-- begin --

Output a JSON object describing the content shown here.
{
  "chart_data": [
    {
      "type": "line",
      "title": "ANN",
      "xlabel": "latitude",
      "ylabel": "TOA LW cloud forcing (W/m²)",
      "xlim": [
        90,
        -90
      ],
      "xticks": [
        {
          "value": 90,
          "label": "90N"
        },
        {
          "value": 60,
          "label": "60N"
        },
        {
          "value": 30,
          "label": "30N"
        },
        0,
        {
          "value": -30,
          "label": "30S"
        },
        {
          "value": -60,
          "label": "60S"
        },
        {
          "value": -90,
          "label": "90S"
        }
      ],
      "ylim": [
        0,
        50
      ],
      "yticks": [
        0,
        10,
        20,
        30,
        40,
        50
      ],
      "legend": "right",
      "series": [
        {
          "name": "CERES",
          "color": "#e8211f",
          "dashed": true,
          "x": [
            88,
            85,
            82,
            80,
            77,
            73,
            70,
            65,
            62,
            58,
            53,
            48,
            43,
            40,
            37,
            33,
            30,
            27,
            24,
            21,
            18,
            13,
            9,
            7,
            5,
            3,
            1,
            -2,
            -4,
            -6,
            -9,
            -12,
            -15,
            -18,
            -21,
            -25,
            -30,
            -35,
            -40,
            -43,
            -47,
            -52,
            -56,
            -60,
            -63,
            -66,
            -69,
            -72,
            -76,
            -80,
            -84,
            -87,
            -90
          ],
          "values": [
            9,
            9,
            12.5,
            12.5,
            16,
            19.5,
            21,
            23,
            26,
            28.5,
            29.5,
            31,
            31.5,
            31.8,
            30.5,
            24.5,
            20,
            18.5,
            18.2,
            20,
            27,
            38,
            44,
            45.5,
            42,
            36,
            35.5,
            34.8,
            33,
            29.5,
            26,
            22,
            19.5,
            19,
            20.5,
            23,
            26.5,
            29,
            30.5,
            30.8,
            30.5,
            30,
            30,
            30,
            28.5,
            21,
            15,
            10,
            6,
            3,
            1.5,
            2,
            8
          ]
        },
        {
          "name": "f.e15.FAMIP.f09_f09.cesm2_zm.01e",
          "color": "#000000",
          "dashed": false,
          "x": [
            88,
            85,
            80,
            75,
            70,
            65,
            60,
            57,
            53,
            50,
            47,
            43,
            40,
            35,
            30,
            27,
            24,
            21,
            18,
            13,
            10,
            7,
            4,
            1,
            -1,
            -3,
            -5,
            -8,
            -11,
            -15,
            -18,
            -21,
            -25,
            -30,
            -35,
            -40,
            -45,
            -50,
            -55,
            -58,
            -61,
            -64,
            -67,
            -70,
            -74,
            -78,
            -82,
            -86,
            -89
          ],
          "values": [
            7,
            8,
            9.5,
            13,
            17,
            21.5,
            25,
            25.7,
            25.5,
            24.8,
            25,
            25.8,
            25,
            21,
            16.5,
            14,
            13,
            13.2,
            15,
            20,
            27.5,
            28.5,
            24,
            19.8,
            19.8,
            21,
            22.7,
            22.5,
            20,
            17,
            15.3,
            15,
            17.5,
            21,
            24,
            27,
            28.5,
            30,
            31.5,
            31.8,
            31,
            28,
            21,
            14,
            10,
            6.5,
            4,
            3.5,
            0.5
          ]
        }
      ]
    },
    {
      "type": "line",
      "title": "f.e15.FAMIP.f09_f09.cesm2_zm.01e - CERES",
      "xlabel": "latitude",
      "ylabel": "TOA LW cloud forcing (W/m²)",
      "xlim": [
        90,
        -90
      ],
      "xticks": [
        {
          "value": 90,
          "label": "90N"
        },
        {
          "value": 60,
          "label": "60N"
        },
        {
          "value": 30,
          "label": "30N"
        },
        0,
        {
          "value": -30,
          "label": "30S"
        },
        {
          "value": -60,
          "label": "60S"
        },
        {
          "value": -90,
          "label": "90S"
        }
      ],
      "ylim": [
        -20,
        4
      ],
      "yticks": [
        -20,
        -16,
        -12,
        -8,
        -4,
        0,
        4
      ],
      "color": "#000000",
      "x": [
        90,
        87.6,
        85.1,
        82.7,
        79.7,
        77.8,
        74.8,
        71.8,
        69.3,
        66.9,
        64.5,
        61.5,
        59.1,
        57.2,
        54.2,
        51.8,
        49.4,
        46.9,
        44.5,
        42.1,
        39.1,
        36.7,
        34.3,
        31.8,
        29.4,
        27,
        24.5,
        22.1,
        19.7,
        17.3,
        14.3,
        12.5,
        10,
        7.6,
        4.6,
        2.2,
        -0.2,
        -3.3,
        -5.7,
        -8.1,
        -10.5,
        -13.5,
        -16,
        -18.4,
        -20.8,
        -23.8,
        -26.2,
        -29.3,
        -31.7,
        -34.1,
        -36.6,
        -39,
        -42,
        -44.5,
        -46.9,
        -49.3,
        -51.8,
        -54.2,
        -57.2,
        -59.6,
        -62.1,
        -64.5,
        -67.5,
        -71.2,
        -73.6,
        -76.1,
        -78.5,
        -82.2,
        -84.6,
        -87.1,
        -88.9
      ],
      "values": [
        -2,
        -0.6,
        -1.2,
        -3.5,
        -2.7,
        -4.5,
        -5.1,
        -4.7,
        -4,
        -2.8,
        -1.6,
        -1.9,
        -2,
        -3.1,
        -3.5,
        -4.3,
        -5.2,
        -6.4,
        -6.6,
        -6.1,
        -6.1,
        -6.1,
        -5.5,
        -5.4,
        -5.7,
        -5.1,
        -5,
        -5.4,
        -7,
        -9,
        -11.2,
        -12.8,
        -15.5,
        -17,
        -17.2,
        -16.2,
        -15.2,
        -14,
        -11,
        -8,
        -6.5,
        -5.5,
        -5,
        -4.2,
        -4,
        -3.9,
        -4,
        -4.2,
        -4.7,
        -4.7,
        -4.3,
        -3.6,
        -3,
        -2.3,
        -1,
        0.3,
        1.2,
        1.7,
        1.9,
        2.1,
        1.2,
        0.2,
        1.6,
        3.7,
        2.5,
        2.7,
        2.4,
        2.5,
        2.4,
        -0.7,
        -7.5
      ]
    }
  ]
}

-- end --

> [THE EXERCISE]
Please reproduce every line of the material word for word.

> [TASK OUTPUT]
Output a JSON object describing the content shown here.
{
  "chart_data": [
    {
      "type": "line",
      "title": "ANN",
      "xlabel": "latitude",
      "ylabel": "TOA LW cloud forcing (W/m²)",
      "xlim": [
        90,
        -90
      ],
      "xticks": [
        {
          "value": 90,
          "label": "90N"
        },
        {
          "value": 60,
          "label": "60N"
        },
        {
          "value": 30,
          "label": "30N"
        },
        0,
        {
          "value": -30,
          "label": "30S"
        },
        {
          "value": -60,
          "label": "60S"
        },
        {
          "value": -90,
          "label": "90S"
        }
      ],
      "ylim": [
        0,
        50
      ],
      "yticks": [
        0,
        10,
        20,
        30,
        40,
        50
      ],
      "legend": "right",
      "series": [
        {
          "name": "CERES",
          "color": "#e8211f",
          "dashed": true,
          "x": [
            88,
            85,
            82,
            80,
            77,
            73,
            70,
            65,
            62,
            58,
            53,
            48,
            43,
            40,
            37,
            33,
            30,
            27,
            24,
            21,
            18,
            13,
            9,
            7,
            5,
            3,
            1,
            -2,
            -4,
            -6,
            -9,
            -12,
            -15,
            -18,
            -21,
            -25,
            -30,
            -35,
            -40,
            -43,
            -47,
            -52,
            -56,
            -60,
            -63,
            -66,
            -69,
            -72,
            -76,
            -80,
            -84,
            -87,
            -90
          ],
          "values": [
            9,
            9,
            12.5,
            12.5,
            16,
            19.5,
            21,
            23,
            26,
            28.5,
            29.5,
            31,
            31.5,
            31.8,
            30.5,
            24.5,
            20,
            18.5,
            18.2,
            20,
            27,
            38,
            44,
            45.5,
            42,
            36,
            35.5,
            34.8,
            33,
            29.5,
            26,
            22,
            19.5,
            19,
            20.5,
            23,
            26.5,
            29,
            30.5,
            30.8,
            30.5,
            30,
            30,
            30,
            28.5,
            21,
            15,
            10,
            6,
            3,
            1.5,
            2,
            8
          ]
        },
        {
          "name": "f.e15.FAMIP.f09_f09.cesm2_zm.01e",
          "color": "#000000",
          "dashed": false,
          "x": [
            88,
            85,
            80,
            75,
            70,
            65,
            60,
            57,
            53,
            50,
            47,
            43,
            40,
            35,
            30,
            27,
            24,
            21,
            18,
            13,
            10,
            7,
            4,
            1,
            -1,
            -3,
            -5,
            -8,
            -11,
            -15,
            -18,
            -21,
            -25,
            -30,
            -35,
            -40,
            -45,
            -50,
            -55,
            -58,
            -61,
            -64,
            -67,
            -70,
            -74,
            -78,
            -82,
            -86,
            -89
          ],
          "values": [
            7,
            8,
            9.5,
            13,
            17,
            21.5,
            25,
            25.7,
            25.5,
            24.8,
            25,
            25.8,
            25,
            21,
            16.5,
            14,
            13,
            13.2,
            15,
            20,
            27.5,
            28.5,
            24,
            19.8,
            19.8,
            21,
            22.7,
            22.5,
            20,
            17,
            15.3,
            15,
            17.5,
            21,
            24,
            27,
            28.5,
            30,
            31.5,
            31.8,
            31,
            28,
            21,
            14,
            10,
            6.5,
            4,
            3.5,
            0.5
          ]
        }
      ]
    },
    {
      "type": "line",
      "title": "f.e15.FAMIP.f09_f09.cesm2_zm.01e - CERES",
      "xlabel": "latitude",
      "ylabel": "TOA LW cloud forcing (W/m²)",
      "xlim": [
        90,
        -90
      ],
      "xticks": [
        {
          "value": 90,
          "label": "90N"
        },
        {
          "value": 60,
          "label": "60N"
        },
        {
          "value": 30,
          "label": "30N"
        },
        0,
        {
          "value": -30,
          "label": "30S"
        },
        {
          "value": -60,
          "label": "60S"
        },
        {
          "value": -90,
          "label": "90S"
        }
      ],
      "ylim": [
        -20,
        4
      ],
      "yticks": [
        -20,
        -16,
        -12,
        -8,
        -4,
        0,
        4
      ],
      "color": "#000000",
      "x": [
        90,
        87.6,
        85.1,
        82.7,
        79.7,
        77.8,
        74.8,
        71.8,
        69.3,
        66.9,
        64.5,
        61.5,
        59.1,
        57.2,
        54.2,
        51.8,
        49.4,
        46.9,
        44.5,
        42.1,
        39.1,
        36.7,
        34.3,
        31.8,
        29.4,
        27,
        24.5,
        22.1,
        19.7,
        17.3,
        14.3,
        12.5,
        10,
        7.6,
        4.6,
        2.2,
        -0.2,
        -3.3,
        -5.7,
        -8.1,
        -10.5,
        -13.5,
        -16,
        -18.4,
        -20.8,
        -23.8,
        -26.2,
        -29.3,
        -31.7,
        -34.1,
        -36.6,
        -39,
        -42,
        -44.5,
        -46.9,
        -49.3,
        -51.8,
        -54.2,
        -57.2,
        -59.6,
        -62.1,
        -64.5,
        -67.5,
        -71.2,
        -73.6,
        -76.1,
        -78.5,
        -82.2,
        -84.6,
        -87.1,
        -88.9
      ],
      "values": [
        -2,
        -0.6,
        -1.2,
        -3.5,
        -2.7,
        -4.5,
        -5.1,
        -4.7,
        -4,
        -2.8,
        -1.6,
        -1.9,
        -2,
        -3.1,
        -3.5,
        -4.3,
        -5.2,
        -6.4,
        -6.6,
        -6.1,
        -6.1,
        -6.1,
        -5.5,
        -5.4,
        -5.7,
        -5.1,
        -5,
        -5.4,
        -7,
        -9,
        -11.2,
        -12.8,
        -15.5,
        -17,
        -17.2,
        -16.2,
        -15.2,
        -14,
        -11,
        -8,
        -6.5,
        -5.5,
        -5,
        -4.2,
        -4,
        -3.9,
        -4,
        -4.2,
        -4.7,
        -4.7,
        -4.3,
        -3.6,
        -3,
        -2.3,
        -1,
        0.3,
        1.2,
        1.7,
        1.9,
        2.1,
        1.2,
        0.2,
        1.6,
        3.7,
        2.5,
        2.7,
        2.4,
        2.5,
        2.4,
        -0.7,
        -7.5
      ]
    }
  ]
}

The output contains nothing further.